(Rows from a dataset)
##############################
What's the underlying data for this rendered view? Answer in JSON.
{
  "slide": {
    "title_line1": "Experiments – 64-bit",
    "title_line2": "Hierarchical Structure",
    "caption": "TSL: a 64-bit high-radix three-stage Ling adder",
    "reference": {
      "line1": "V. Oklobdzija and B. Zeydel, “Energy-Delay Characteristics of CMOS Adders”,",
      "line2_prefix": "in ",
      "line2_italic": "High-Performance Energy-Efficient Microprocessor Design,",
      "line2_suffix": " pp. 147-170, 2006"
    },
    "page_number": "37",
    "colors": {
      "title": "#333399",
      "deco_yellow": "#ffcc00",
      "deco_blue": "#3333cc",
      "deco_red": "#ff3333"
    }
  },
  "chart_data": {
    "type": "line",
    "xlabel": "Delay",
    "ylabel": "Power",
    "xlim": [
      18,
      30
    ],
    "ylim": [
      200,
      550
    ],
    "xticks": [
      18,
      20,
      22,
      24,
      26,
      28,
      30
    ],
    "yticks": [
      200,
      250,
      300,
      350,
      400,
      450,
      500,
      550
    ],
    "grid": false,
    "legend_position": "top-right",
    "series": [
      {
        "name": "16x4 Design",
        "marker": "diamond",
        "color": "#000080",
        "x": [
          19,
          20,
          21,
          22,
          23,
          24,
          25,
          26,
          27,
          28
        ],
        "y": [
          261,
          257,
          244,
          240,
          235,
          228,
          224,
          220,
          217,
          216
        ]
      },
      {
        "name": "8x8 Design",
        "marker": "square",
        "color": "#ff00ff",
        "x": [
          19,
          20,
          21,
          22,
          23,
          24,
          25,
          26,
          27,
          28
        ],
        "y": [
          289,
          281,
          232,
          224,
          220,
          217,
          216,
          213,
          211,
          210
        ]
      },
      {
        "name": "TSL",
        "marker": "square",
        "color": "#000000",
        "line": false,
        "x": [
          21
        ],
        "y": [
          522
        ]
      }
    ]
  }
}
##############################
AIM OF THE EXERCISE => Every line above needs to be retyped exactly.

RESPONSE TO THE TASK =>
What's the underlying data for this rendered view? Answer in JSON.
{
  "slide": {
    "title_line1": "Experiments – 64-bit",
    "title_line2": "Hierarchical Structure",
    "caption": "TSL: a 64-bit high-radix three-stage Ling adder",
    "reference": {
      "line1": "V. Oklobdzija and B. Zeydel, “Energy-Delay Characteristics of CMOS Adders”,",
      "line2_prefix": "in ",
      "line2_italic": "High-Performance Energy-Efficient Microprocessor Design,",
      "line2_suffix": " pp. 147-170, 2006"
    },
    "page_number": "37",
    "colors": {
      "title": "#333399",
      "deco_yellow": "#ffcc00",
      "deco_blue": "#3333cc",
      "deco_red": "#ff3333"
    }
  },
  "chart_data": {
    "type": "line",
    "xlabel": "Delay",
    "ylabel": "Power",
    "xlim": [
      18,
      30
    ],
    "ylim": [
      200,
      550
    ],
    "xticks": [
      18,
      20,
      22,
      24,
      26,
      28,
      30
    ],
    "yticks": [
      200,
      250,
      300,
      350,
      400,
      450,
      500,
      550
    ],
    "grid": false,
    "legend_position": "top-right",
    "series": [
      {
        "name": "16x4 Design",
        "marker": "diamond",
        "color": "#000080",
        "x": [
          19,
          20,
          21,
          22,
          23,
          24,
          25,
          26,
          27,
          28
        ],
        "y": [
          261,
          257,
          244,
          240,
          235,
          228,
          224,
          220,
          217,
          216
        ]
      },
      {
        "name": "8x8 Design",
        "marker": "square",
        "color": "#ff00ff",
        "x": [
          19,
          20,
          21,
          22,
          23,
          24,
          25,
          26,
          27,
          28
        ],
        "y": [
          289,
          281,
          232,
          224,
          220,
          217,
          216,
          213,
          211,
          210
        ]
      },
      {
        "name": "TSL",
        "marker": "square",
        "color": "#000000",
        "line": false,
        "x": [
          21
        ],
        "y": [
          522
        ]
      }
    ]
  }
}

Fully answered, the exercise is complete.